| Description of the task |
Search the material and gather each line with "Area" in it.

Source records
* Start *
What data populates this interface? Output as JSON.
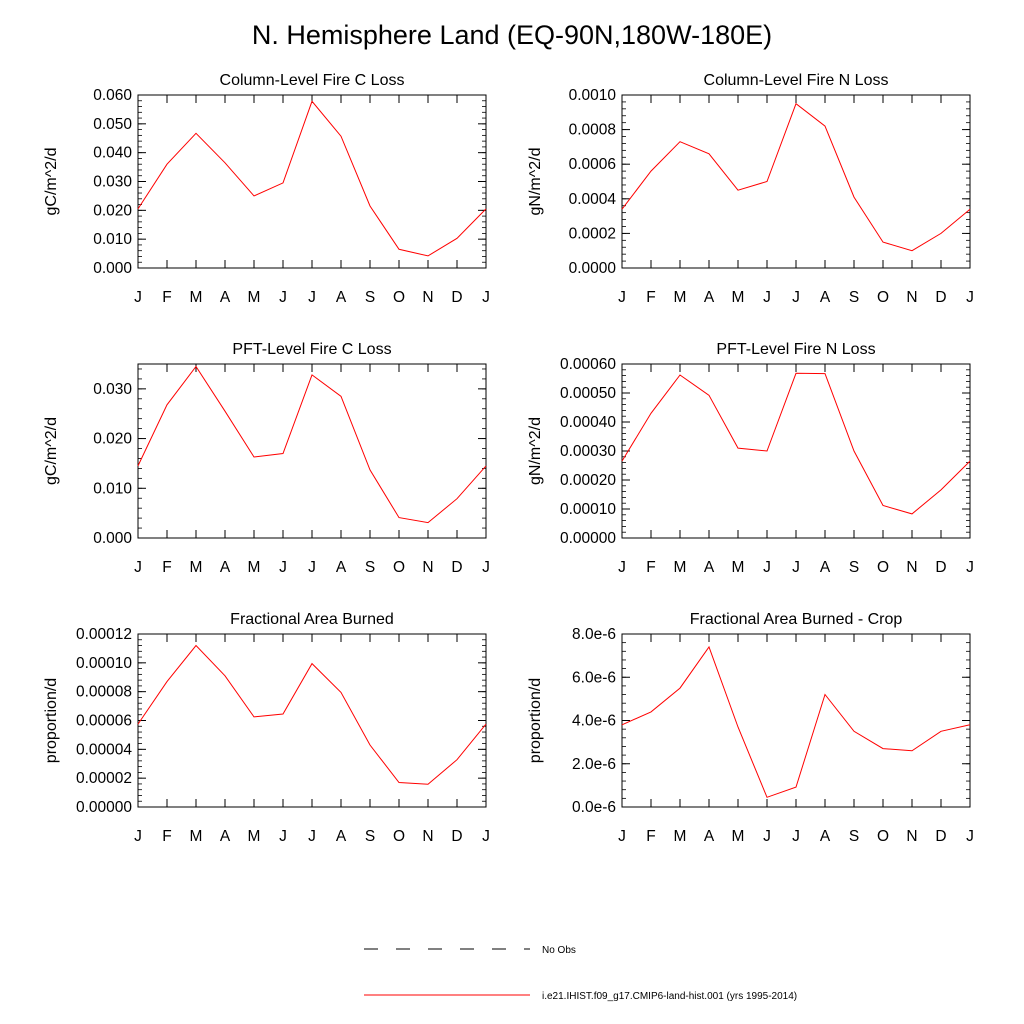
{
  "page": {
    "title": "N. Hemisphere Land (EQ-90N,180W-180E)"
  },
  "months": [
    "J",
    "F",
    "M",
    "A",
    "M",
    "J",
    "J",
    "A",
    "S",
    "O",
    "N",
    "D",
    "J"
  ],
  "legend": {
    "obs_label": "No Obs",
    "model_label": "i.e21.IHIST.f09_g17.CMIP6-land-hist.001 (yrs 1995-2014)",
    "model_color": "#ff0000",
    "obs_color": "#000000"
  },
  "chart_data": [
    {
      "type": "line",
      "title": "Column-Level Fire C Loss",
      "ylabel": "gC/m^2/d",
      "ylim": [
        0,
        0.06
      ],
      "yticks": [
        0,
        0.01,
        0.02,
        0.03,
        0.04,
        0.05,
        0.06
      ],
      "yticklabels": [
        "0.000",
        "0.010",
        "0.020",
        "0.030",
        "0.040",
        "0.050",
        "0.060"
      ],
      "series": [
        {
          "values": [
            0.0205,
            0.036,
            0.0467,
            0.0365,
            0.025,
            0.0295,
            0.0578,
            0.0457,
            0.0215,
            0.0065,
            0.0042,
            0.0103,
            0.0205
          ]
        }
      ]
    },
    {
      "type": "line",
      "title": "Column-Level Fire N Loss",
      "ylabel": "gN/m^2/d",
      "ylim": [
        0,
        0.001
      ],
      "yticks": [
        0,
        0.0002,
        0.0004,
        0.0006,
        0.0008,
        0.001
      ],
      "yticklabels": [
        "0.0000",
        "0.0002",
        "0.0004",
        "0.0006",
        "0.0008",
        "0.0010"
      ],
      "series": [
        {
          "values": [
            0.00034,
            0.00056,
            0.00073,
            0.00066,
            0.00045,
            0.0005,
            0.00095,
            0.00082,
            0.00041,
            0.00015,
            0.0001,
            0.0002,
            0.00034
          ]
        }
      ]
    },
    {
      "type": "line",
      "title": "PFT-Level Fire C Loss",
      "ylabel": "gC/m^2/d",
      "ylim": [
        0,
        0.035
      ],
      "yticks": [
        0,
        0.01,
        0.02,
        0.03
      ],
      "yticklabels": [
        "0.000",
        "0.010",
        "0.020",
        "0.030"
      ],
      "series": [
        {
          "values": [
            0.0145,
            0.0268,
            0.0345,
            0.0255,
            0.0163,
            0.017,
            0.0328,
            0.0285,
            0.0137,
            0.0041,
            0.0031,
            0.0079,
            0.0145
          ]
        }
      ]
    },
    {
      "type": "line",
      "title": "PFT-Level Fire N Loss",
      "ylabel": "gN/m^2/d",
      "ylim": [
        0,
        0.0006
      ],
      "yticks": [
        0,
        0.0001,
        0.0002,
        0.0003,
        0.0004,
        0.0005,
        0.0006
      ],
      "yticklabels": [
        "0.00000",
        "0.00010",
        "0.00020",
        "0.00030",
        "0.00040",
        "0.00050",
        "0.00060"
      ],
      "series": [
        {
          "values": [
            0.000265,
            0.00043,
            0.000562,
            0.000492,
            0.00031,
            0.0003,
            0.000568,
            0.000567,
            0.0003,
            0.000112,
            8.3e-05,
            0.000166,
            0.000265
          ]
        }
      ]
    },
    {
      "type": "line",
      "title": "Fractional Area Burned",
      "ylabel": "proportion/d",
      "ylim": [
        0,
        0.00012
      ],
      "yticks": [
        0,
        2e-05,
        4e-05,
        6e-05,
        8e-05,
        0.0001,
        0.00012
      ],
      "yticklabels": [
        "0.00000",
        "0.00002",
        "0.00004",
        "0.00006",
        "0.00008",
        "0.00010",
        "0.00012"
      ],
      "series": [
        {
          "values": [
            5.75e-05,
            8.7e-05,
            0.000112,
            9.1e-05,
            6.25e-05,
            6.45e-05,
            9.95e-05,
            7.95e-05,
            4.3e-05,
            1.7e-05,
            1.58e-05,
            3.28e-05,
            5.75e-05
          ]
        }
      ]
    },
    {
      "type": "line",
      "title": "Fractional Area Burned - Crop",
      "ylabel": "proportion/d",
      "ylim": [
        0,
        8e-06
      ],
      "yticks": [
        0,
        2e-06,
        4e-06,
        6e-06,
        8e-06
      ],
      "yticklabels": [
        "0.0e-6",
        "2.0e-6",
        "4.0e-6",
        "6.0e-6",
        "8.0e-6"
      ],
      "series": [
        {
          "values": [
            3.8e-06,
            4.4e-06,
            5.5e-06,
            7.4e-06,
            3.7e-06,
            4.5e-07,
            9.2e-07,
            5.2e-06,
            3.5e-06,
            2.7e-06,
            2.6e-06,
            3.5e-06,
            3.8e-06
          ]
        }
      ]
    }
  ]
}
* End *
| Exercise solution |
      "title": "Fractional Area Burned",
      "title": "Fractional Area Burned - Crop",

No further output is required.